━━━━━ Input material
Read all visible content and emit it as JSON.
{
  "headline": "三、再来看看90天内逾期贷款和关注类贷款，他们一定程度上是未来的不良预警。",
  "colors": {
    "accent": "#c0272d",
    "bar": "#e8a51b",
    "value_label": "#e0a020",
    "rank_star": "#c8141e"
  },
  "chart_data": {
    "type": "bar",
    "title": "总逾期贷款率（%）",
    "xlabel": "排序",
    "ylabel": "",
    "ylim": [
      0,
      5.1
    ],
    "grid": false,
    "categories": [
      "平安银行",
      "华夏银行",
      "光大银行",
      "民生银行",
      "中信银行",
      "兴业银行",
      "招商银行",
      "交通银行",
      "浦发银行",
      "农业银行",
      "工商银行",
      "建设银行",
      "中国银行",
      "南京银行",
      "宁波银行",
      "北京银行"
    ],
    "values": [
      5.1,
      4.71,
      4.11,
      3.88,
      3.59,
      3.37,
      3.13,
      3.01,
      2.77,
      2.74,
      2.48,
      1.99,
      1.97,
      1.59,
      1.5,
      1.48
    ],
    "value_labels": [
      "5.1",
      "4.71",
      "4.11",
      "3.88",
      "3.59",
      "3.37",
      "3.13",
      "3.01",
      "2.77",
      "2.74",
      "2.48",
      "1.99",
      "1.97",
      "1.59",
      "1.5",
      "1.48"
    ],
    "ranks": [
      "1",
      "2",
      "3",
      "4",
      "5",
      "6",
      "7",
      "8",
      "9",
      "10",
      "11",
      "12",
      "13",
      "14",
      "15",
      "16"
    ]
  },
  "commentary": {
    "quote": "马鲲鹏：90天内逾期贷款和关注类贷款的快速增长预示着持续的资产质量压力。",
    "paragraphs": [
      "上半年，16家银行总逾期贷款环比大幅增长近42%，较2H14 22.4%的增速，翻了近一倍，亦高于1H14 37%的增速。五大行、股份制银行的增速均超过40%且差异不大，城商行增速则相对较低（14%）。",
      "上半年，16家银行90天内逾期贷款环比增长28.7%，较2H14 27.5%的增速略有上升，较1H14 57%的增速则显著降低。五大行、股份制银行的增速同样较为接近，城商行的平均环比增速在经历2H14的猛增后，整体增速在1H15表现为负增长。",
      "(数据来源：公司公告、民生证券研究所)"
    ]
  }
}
━━━━━━━━━━
## Problem to solve
Return the material in full, exactly as shown.

## Exercise result
Read all visible content and emit it as JSON.
{
  "headline": "三、再来看看90天内逾期贷款和关注类贷款，他们一定程度上是未来的不良预警。",
  "colors": {
    "accent": "#c0272d",
    "bar": "#e8a51b",
    "value_label": "#e0a020",
    "rank_star": "#c8141e"
  },
  "chart_data": {
    "type": "bar",
    "title": "总逾期贷款率（%）",
    "xlabel": "排序",
    "ylabel": "",
    "ylim": [
      0,
      5.1
    ],
    "grid": false,
    "categories": [
      "平安银行",
      "华夏银行",
      "光大银行",
      "民生银行",
      "中信银行",
      "兴业银行",
      "招商银行",
      "交通银行",
      "浦发银行",
      "农业银行",
      "工商银行",
      "建设银行",
      "中国银行",
      "南京银行",
      "宁波银行",
      "北京银行"
    ],
    "values": [
      5.1,
      4.71,
      4.11,
      3.88,
      3.59,
      3.37,
      3.13,
      3.01,
      2.77,
      2.74,
      2.48,
      1.99,
      1.97,
      1.59,
      1.5,
      1.48
    ],
    "value_labels": [
      "5.1",
      "4.71",
      "4.11",
      "3.88",
      "3.59",
      "3.37",
      "3.13",
      "3.01",
      "2.77",
      "2.74",
      "2.48",
      "1.99",
      "1.97",
      "1.59",
      "1.5",
      "1.48"
    ],
    "ranks": [
      "1",
      "2",
      "3",
      "4",
      "5",
      "6",
      "7",
      "8",
      "9",
      "10",
      "11",
      "12",
      "13",
      "14",
      "15",
      "16"
    ]
  },
  "commentary": {
    "quote": "马鲲鹏：90天内逾期贷款和关注类贷款的快速增长预示着持续的资产质量压力。",
    "paragraphs": [
      "上半年，16家银行总逾期贷款环比大幅增长近42%，较2H14 22.4%的增速，翻了近一倍，亦高于1H14 37%的增速。五大行、股份制银行的增速均超过40%且差异不大，城商行增速则相对较低（14%）。",
      "上半年，16家银行90天内逾期贷款环比增长28.7%，较2H14 27.5%的增速略有上升，较1H14 57%的增速则显著降低。五大行、股份制银行的增速同样较为接近，城商行的平均环比增速在经历2H14的猛增后，整体增速在1H15表现为负增长。",
      "(数据来源：公司公告、民生证券研究所)"
    ]
  }
}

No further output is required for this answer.